• PROVIDED RECORDS:

********************

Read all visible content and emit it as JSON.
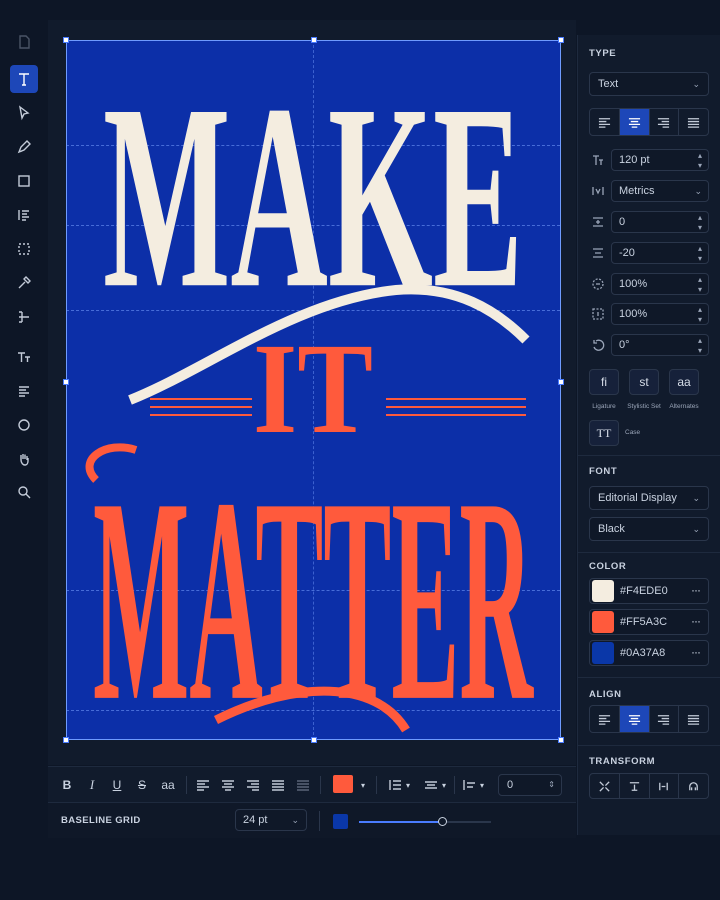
{
  "artwork": {
    "line1": "MAKE",
    "line2": "IT",
    "line3": "MATTER"
  },
  "format_bar": {
    "bold": "B",
    "italic": "I",
    "underline": "U",
    "strike": "S",
    "case": "aa",
    "spacing_value": "0"
  },
  "baseline": {
    "label": "BASELINE GRID",
    "size": "24 pt",
    "slider_level": 0.63
  },
  "panel": {
    "type": {
      "title": "TYPE",
      "mode": "Text",
      "size": "120 pt",
      "kerning": "Metrics",
      "tracking": "0",
      "leading": "-20",
      "scale_h": "100%",
      "scale_v": "100%",
      "rotation": "0°",
      "features": [
        {
          "glyph": "fi",
          "label": "Ligature"
        },
        {
          "glyph": "st",
          "label": "Stylistic Set"
        },
        {
          "glyph": "aa",
          "label": "Alternates"
        },
        {
          "glyph": "TT",
          "label": "Case"
        }
      ]
    },
    "font": {
      "title": "FONT",
      "family": "Editorial Display",
      "weight": "Black"
    },
    "color": {
      "title": "COLOR",
      "swatches": [
        {
          "hex": "#F4EDE0",
          "color": "#F4EDE0"
        },
        {
          "hex": "#FF5A3C",
          "color": "#FF5A3C"
        },
        {
          "hex": "#0A37A8",
          "color": "#0A37A8"
        }
      ]
    },
    "align": {
      "title": "ALIGN"
    },
    "transform": {
      "title": "TRANSFORM"
    }
  },
  "colors": {
    "cream": "#F4EDE0",
    "orange": "#FF5A3C",
    "blue": "#0A37A8",
    "accent": "#1D47B8"
  }
}
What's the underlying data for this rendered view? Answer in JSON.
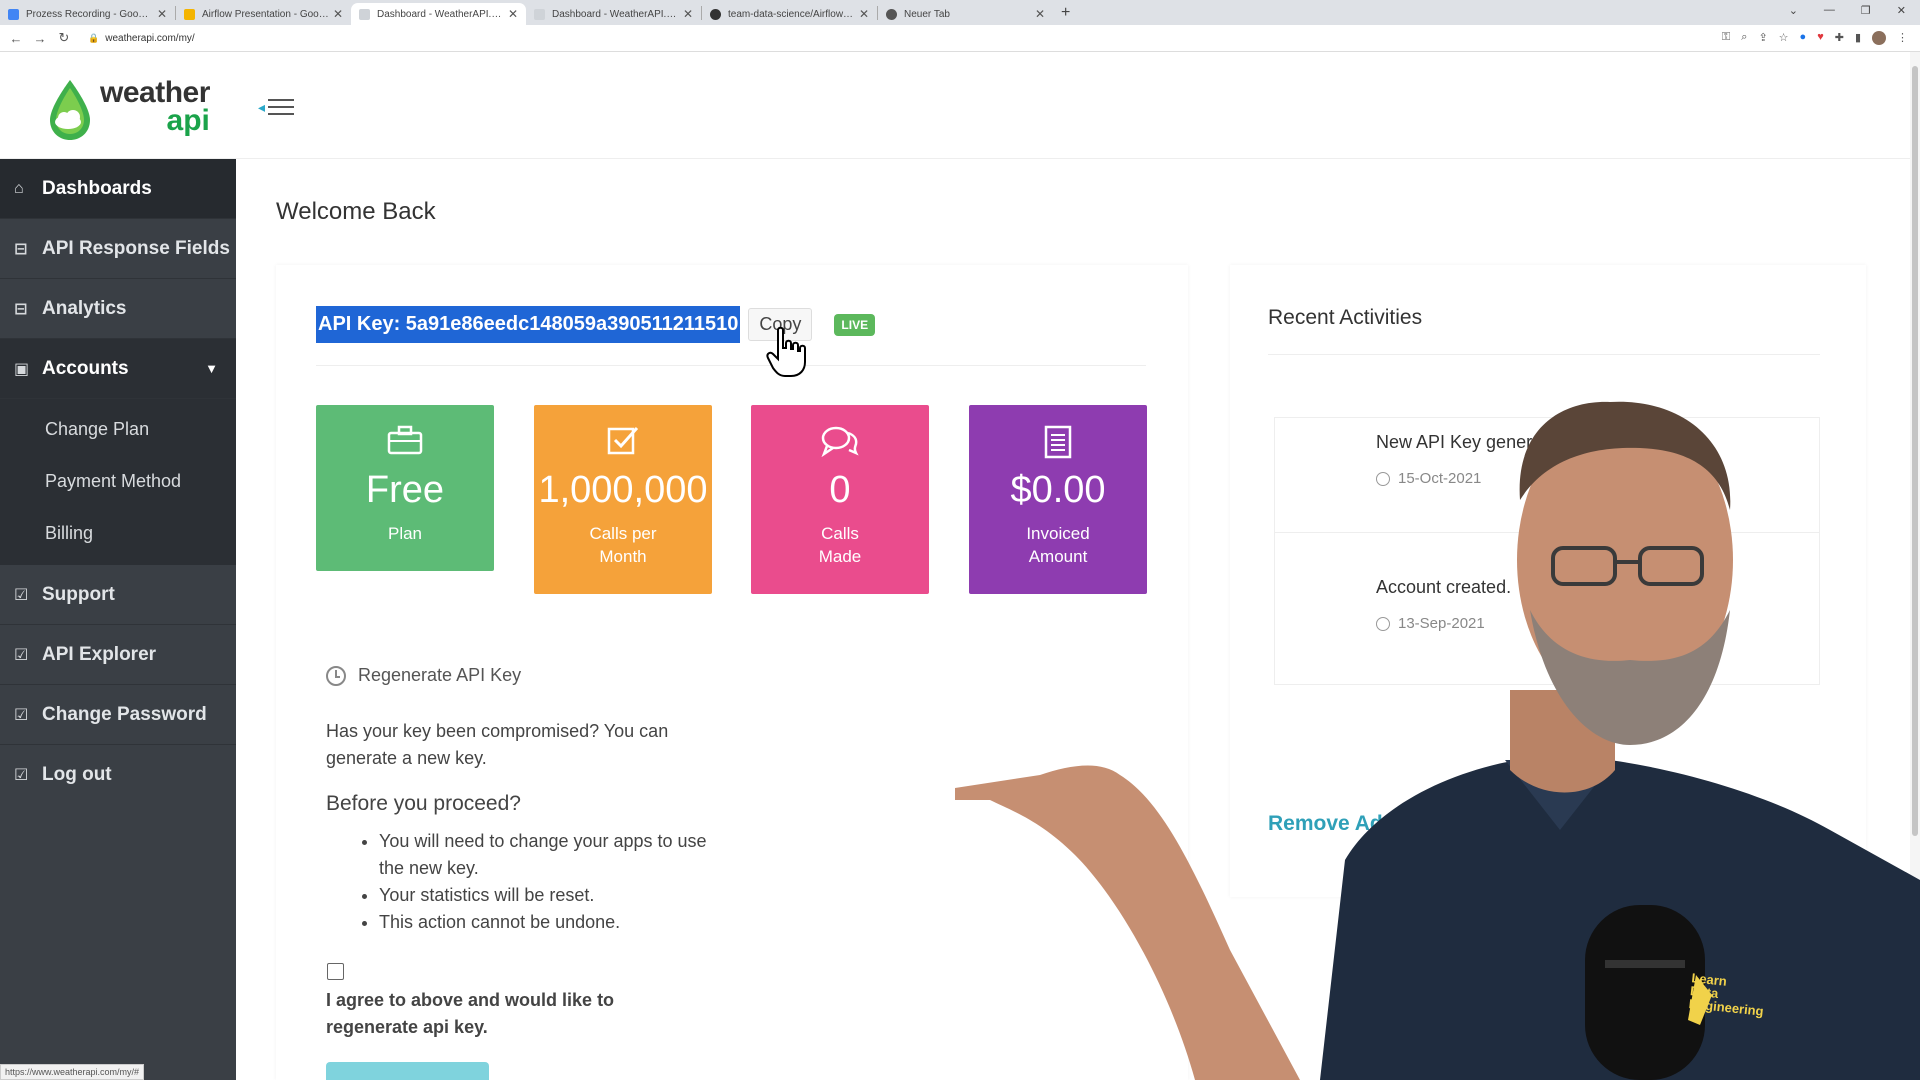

********************

• DESCRIPTION OF THE TASK: Look back over the material above and state how many lines hold the word "label". Write the number and nothing else.

• COMPLETED EXERCISE: 5